**MATERIAL PROVIDED:**
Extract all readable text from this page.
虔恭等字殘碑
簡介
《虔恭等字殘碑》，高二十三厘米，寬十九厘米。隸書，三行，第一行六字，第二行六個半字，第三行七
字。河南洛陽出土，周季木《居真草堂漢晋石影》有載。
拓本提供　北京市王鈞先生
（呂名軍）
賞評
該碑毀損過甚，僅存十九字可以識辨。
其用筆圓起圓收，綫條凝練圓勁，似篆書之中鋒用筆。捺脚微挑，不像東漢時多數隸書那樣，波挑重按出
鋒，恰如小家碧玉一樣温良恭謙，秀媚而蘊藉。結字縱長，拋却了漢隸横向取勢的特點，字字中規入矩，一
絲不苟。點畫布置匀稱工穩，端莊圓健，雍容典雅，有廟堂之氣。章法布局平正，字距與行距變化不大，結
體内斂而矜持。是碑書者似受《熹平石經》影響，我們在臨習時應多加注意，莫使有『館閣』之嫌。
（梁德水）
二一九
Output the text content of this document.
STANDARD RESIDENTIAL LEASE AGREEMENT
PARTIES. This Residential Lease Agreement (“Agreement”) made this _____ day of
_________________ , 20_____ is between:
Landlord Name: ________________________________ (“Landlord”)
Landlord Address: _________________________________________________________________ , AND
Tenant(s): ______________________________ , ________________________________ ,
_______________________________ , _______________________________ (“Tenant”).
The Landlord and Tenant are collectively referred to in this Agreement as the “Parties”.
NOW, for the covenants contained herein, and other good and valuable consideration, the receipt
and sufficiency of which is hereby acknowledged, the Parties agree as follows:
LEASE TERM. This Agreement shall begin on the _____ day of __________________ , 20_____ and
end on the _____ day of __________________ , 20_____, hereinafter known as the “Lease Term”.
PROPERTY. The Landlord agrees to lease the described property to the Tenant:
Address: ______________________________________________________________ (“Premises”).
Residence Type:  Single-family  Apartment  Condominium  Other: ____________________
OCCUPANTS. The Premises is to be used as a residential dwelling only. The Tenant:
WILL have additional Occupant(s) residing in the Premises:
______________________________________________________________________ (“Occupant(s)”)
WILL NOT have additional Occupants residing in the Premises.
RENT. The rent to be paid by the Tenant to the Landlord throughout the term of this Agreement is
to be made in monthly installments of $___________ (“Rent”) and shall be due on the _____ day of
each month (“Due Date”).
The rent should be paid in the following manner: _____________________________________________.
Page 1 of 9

**SET PROBLEM:** Each line above that holds the string "have" should be copied and shown.

**TASK OUTPUT:**
WILL have additional Occupant(s) residing in the Premises:
WILL NOT have additional Occupants residing in the Premises.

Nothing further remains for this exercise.